• _Required work_
Take each line containing "concert" and report it exactly as written.

• _Provided data_
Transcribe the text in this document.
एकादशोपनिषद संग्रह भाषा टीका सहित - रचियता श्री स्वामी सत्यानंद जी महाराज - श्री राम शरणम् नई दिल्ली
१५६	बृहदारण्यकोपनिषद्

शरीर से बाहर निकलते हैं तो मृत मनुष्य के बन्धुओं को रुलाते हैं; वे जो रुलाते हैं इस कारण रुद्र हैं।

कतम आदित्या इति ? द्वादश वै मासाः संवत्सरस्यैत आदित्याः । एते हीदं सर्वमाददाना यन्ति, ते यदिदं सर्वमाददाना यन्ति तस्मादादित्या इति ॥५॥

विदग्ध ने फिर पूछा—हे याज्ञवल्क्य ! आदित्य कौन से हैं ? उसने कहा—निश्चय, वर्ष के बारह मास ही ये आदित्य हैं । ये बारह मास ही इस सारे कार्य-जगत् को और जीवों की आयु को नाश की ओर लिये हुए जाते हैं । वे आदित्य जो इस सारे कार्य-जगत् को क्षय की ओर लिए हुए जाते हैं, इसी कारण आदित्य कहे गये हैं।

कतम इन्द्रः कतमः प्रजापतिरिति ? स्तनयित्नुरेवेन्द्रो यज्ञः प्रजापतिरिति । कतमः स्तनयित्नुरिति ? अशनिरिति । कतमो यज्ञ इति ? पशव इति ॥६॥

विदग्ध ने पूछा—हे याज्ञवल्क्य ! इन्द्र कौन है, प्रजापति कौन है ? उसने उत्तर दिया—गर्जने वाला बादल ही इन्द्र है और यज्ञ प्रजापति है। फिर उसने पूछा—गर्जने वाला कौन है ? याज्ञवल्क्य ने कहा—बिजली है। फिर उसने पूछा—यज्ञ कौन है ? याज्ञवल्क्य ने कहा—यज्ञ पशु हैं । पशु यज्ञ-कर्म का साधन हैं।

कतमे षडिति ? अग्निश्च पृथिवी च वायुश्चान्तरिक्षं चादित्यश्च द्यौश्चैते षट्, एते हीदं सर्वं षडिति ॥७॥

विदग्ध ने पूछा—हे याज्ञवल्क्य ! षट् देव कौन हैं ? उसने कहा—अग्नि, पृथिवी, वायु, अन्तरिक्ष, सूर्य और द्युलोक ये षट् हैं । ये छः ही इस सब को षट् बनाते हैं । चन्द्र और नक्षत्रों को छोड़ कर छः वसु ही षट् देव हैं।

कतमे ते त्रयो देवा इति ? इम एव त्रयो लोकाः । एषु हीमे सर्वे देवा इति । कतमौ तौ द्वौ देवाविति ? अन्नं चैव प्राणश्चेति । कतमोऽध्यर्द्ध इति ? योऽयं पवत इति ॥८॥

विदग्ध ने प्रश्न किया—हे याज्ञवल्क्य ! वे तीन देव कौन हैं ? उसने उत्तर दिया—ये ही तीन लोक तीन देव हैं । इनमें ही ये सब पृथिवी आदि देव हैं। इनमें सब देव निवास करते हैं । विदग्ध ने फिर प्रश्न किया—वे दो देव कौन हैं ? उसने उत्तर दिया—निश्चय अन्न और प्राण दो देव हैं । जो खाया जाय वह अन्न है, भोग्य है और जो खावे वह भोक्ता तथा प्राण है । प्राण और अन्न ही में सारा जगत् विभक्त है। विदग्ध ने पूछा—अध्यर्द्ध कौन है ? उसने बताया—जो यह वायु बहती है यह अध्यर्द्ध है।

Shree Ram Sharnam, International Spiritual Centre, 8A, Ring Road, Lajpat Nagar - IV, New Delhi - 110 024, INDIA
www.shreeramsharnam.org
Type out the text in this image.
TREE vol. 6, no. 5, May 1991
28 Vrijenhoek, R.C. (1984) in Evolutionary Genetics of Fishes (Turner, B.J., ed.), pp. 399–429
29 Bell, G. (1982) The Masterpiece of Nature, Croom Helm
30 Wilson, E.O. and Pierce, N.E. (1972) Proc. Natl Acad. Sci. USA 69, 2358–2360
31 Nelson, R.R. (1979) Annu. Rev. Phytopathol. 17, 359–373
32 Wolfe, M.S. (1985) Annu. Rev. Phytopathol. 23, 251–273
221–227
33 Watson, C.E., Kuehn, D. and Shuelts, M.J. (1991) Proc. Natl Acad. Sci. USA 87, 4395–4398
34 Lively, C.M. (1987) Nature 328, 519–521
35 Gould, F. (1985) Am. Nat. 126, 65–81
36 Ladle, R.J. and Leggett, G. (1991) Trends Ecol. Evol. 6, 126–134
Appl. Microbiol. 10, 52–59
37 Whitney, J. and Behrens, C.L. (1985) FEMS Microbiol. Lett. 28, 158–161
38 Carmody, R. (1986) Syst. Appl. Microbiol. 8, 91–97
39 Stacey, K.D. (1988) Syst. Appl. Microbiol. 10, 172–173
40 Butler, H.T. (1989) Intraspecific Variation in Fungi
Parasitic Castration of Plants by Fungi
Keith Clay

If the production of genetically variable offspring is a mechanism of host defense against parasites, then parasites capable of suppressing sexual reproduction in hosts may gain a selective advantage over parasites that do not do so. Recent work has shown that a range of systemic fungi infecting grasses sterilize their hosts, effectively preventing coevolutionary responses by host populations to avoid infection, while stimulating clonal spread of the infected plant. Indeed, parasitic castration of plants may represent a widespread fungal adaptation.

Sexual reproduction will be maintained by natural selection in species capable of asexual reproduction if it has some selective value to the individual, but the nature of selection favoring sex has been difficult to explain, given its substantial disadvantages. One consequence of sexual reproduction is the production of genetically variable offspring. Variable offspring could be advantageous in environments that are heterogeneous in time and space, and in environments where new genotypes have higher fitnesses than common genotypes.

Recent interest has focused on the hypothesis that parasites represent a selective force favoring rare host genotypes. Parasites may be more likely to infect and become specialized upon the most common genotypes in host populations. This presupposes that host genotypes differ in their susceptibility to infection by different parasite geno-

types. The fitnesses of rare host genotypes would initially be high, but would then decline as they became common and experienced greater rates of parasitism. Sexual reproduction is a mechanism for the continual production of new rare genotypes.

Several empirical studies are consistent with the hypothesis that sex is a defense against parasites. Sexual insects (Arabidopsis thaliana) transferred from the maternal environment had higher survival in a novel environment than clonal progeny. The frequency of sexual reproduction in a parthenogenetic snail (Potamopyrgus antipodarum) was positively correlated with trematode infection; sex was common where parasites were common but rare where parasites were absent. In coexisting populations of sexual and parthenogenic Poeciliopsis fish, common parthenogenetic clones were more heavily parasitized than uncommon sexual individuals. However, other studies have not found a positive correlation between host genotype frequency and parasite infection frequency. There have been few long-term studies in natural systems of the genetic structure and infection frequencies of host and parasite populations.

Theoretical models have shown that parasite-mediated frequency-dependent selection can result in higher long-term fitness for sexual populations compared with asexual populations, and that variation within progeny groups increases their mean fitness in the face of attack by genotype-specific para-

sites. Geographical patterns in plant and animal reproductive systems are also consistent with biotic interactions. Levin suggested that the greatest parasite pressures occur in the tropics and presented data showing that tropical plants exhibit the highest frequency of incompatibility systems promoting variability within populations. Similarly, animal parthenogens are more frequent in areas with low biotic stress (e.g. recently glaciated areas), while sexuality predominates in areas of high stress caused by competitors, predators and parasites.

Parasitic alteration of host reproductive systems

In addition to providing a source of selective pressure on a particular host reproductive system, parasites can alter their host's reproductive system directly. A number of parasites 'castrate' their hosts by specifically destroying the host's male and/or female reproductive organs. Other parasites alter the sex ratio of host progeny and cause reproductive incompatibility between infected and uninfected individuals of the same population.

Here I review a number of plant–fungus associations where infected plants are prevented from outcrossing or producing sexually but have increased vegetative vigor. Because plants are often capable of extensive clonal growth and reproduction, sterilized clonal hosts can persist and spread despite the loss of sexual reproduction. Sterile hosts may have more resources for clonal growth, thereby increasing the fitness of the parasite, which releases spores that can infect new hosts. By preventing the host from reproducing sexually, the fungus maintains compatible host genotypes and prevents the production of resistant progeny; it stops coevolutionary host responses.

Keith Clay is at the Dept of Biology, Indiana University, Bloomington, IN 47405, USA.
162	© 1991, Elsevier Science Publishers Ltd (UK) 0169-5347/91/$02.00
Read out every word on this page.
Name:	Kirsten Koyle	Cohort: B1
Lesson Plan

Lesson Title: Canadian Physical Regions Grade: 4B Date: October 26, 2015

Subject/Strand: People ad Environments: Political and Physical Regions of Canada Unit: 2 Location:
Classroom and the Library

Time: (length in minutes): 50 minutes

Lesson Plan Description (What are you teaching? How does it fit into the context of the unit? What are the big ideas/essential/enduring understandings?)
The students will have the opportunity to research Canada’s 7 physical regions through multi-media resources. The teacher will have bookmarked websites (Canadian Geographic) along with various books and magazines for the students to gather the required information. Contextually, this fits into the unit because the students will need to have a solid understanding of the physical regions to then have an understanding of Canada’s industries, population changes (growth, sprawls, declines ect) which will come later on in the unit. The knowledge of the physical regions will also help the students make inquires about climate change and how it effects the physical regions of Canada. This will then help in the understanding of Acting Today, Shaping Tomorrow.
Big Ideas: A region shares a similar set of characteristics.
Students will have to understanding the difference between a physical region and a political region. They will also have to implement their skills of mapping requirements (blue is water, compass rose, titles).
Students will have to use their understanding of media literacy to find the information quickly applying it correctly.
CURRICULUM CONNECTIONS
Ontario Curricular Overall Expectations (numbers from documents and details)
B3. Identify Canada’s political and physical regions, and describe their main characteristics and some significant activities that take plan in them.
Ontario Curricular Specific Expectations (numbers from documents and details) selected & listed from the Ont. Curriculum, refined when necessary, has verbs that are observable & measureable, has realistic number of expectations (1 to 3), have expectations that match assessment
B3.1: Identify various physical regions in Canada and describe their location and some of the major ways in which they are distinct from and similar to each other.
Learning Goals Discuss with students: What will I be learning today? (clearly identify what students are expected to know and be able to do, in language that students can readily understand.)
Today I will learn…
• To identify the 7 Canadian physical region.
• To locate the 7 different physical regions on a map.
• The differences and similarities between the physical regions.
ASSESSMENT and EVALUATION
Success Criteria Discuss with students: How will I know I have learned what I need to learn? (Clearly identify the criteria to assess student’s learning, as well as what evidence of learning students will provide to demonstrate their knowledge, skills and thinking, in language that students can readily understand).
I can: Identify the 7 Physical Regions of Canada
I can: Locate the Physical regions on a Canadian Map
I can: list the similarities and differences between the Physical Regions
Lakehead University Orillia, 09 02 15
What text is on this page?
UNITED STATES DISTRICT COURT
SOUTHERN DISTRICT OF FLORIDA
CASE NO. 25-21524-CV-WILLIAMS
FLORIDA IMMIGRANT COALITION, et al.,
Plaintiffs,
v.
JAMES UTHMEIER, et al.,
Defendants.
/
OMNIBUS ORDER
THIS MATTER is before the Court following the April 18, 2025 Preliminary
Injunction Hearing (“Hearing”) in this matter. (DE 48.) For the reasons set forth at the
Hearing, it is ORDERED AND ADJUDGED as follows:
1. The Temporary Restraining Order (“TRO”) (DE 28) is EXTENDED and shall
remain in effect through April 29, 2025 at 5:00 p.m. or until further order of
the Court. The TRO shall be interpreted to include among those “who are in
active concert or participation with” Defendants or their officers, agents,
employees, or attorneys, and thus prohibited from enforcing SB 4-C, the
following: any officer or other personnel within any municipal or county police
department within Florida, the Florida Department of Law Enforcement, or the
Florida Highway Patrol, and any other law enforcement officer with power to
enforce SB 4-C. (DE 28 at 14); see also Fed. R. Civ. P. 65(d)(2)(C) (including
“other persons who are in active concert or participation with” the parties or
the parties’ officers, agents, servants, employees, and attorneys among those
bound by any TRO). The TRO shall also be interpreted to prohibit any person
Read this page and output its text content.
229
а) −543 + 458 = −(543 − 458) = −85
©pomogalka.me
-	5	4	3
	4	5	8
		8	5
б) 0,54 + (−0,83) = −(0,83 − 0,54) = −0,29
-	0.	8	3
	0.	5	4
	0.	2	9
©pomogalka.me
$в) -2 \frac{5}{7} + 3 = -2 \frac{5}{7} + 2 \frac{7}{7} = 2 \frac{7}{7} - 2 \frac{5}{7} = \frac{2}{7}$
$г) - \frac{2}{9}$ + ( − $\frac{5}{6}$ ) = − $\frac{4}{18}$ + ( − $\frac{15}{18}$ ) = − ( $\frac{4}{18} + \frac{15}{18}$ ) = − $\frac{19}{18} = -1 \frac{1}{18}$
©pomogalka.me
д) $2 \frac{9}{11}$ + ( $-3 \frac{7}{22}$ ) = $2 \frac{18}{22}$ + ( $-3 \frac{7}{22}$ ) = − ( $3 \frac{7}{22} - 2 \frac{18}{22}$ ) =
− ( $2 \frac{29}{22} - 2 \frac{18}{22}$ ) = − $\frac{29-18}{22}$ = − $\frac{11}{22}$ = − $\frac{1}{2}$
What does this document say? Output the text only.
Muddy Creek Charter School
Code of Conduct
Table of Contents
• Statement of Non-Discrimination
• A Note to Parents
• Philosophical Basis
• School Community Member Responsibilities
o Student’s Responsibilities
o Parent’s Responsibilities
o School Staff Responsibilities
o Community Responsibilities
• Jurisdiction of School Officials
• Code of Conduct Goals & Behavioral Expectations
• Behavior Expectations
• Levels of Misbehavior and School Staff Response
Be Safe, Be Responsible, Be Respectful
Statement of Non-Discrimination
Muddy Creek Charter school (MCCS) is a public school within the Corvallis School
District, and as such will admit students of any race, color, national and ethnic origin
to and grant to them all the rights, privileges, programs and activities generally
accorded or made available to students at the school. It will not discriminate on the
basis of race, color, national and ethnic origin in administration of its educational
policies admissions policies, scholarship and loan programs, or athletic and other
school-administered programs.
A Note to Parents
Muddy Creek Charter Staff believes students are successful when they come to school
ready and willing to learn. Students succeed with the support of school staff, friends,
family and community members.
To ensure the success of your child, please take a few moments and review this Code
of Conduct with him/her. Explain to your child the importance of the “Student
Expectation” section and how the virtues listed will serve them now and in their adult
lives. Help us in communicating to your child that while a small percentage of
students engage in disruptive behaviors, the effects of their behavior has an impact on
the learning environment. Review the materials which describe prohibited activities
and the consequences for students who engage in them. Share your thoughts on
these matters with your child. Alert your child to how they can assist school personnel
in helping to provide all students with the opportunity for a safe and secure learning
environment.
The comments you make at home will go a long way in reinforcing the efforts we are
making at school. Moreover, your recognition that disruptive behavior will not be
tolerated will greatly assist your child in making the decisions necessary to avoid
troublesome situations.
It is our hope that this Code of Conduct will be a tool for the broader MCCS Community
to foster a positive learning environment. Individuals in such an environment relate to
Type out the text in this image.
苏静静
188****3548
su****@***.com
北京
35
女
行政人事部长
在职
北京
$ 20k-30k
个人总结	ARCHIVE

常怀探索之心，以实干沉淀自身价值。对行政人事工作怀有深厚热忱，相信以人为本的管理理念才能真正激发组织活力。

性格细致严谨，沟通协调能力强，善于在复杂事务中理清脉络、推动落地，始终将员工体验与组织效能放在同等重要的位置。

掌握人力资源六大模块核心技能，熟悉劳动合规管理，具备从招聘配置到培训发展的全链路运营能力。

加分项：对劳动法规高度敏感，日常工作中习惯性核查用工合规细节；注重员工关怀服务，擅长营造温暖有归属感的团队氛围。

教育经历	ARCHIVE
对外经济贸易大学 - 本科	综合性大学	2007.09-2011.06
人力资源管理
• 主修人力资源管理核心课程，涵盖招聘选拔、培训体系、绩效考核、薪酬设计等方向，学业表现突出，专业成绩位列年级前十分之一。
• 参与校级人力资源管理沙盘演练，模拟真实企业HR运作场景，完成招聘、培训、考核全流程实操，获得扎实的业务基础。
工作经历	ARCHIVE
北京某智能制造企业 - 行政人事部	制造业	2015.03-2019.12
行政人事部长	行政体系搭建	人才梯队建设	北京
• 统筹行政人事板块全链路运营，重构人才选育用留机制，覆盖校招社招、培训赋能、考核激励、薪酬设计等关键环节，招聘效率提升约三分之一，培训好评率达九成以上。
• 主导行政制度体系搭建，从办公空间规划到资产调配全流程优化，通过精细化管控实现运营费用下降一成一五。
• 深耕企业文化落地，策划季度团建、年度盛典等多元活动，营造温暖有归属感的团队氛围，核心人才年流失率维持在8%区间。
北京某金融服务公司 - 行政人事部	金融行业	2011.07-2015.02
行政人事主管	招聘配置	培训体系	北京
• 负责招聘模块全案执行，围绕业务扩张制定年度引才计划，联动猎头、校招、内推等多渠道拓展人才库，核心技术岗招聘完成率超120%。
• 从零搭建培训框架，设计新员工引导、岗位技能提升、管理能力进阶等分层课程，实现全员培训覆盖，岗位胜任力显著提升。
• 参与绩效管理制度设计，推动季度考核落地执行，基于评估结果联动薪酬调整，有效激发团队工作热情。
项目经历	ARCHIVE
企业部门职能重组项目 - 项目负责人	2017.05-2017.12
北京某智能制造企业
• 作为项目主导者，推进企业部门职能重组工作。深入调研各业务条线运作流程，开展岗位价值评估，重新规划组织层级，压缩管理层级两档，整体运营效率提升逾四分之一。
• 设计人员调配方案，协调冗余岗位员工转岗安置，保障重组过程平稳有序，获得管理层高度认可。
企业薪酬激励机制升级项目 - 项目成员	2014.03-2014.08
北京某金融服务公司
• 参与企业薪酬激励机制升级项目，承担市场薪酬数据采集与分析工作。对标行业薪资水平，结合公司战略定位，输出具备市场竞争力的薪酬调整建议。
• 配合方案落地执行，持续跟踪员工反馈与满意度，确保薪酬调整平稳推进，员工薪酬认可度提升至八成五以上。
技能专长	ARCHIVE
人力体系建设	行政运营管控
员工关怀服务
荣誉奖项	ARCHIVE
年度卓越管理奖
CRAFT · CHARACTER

• _Output_
active concert or participation with” Defendants or their officers, agents,
“other persons who are in active concert or participation with” the parties or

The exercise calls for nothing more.